What you should do – Go through the data and copy each line that holds "with".

============================================================

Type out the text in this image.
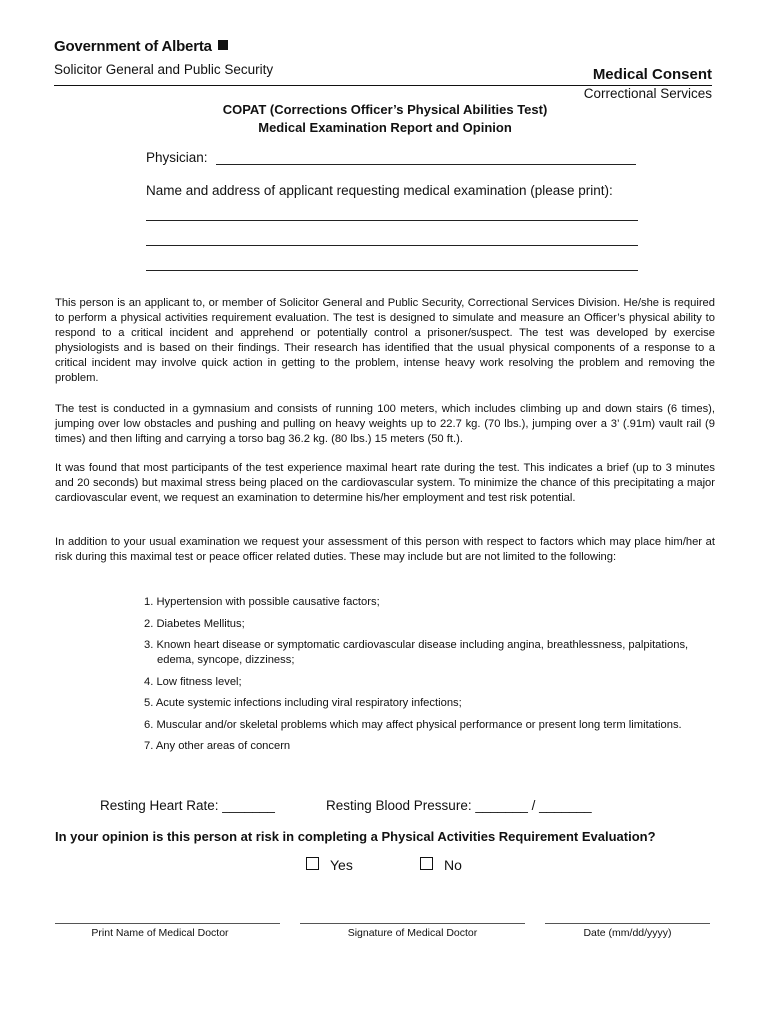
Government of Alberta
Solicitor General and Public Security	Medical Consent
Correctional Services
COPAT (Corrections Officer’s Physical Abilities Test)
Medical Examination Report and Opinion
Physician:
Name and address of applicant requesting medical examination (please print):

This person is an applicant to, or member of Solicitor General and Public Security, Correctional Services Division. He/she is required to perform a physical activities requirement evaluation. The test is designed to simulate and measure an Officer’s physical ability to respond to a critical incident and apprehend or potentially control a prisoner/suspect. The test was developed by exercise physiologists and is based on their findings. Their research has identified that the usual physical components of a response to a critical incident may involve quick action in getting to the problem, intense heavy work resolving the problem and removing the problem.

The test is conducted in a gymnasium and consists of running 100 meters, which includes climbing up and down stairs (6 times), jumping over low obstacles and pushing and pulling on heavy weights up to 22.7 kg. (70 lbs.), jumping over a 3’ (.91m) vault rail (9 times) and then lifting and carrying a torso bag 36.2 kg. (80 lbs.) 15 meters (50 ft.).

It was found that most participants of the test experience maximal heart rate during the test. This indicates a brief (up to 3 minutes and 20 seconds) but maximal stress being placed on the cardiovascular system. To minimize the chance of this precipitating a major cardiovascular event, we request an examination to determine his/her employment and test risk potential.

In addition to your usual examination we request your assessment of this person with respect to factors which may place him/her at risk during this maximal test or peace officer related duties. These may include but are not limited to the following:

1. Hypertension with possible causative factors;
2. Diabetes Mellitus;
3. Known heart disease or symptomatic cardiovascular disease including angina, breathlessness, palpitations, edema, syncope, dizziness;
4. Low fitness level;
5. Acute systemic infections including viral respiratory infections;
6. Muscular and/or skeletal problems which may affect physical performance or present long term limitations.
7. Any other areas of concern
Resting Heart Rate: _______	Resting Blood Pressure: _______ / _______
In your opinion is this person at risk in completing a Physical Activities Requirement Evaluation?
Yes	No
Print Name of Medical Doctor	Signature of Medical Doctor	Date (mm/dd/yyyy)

============================================================

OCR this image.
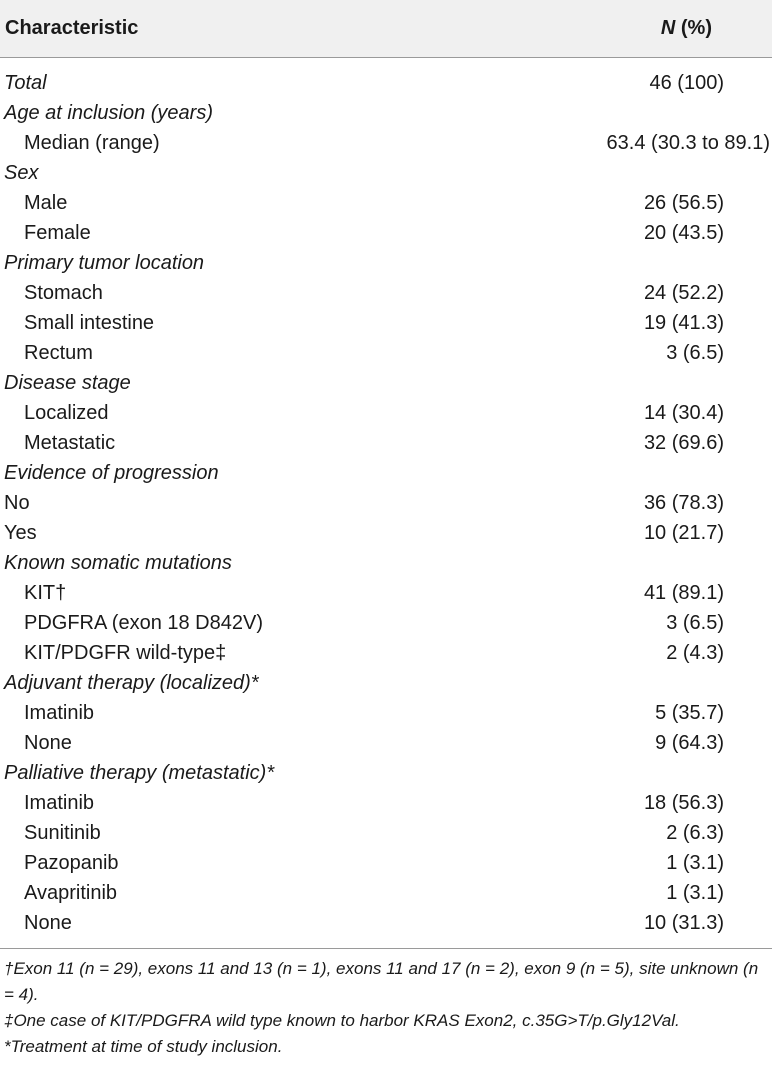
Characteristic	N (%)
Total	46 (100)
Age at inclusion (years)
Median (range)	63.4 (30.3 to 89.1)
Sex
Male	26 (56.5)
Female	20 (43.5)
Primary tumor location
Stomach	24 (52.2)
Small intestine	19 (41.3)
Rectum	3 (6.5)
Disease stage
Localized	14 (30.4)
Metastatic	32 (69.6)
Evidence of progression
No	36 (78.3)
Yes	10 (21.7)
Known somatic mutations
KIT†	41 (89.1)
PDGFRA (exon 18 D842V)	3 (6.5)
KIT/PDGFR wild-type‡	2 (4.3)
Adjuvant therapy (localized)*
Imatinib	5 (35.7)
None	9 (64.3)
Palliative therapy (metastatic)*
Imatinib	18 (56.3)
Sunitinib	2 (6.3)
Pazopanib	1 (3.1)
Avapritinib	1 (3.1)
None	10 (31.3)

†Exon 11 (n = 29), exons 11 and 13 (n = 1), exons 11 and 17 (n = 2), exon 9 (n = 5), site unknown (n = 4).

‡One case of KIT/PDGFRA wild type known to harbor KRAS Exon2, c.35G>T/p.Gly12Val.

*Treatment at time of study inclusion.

============================================================

Problem solution –
In addition to your usual examination we request your assessment of this person with respect to factors which may place him/her at risk during this maximal test or peace officer related duties. These may include but are not limited to the following:
1. Hypertension with possible causative factors;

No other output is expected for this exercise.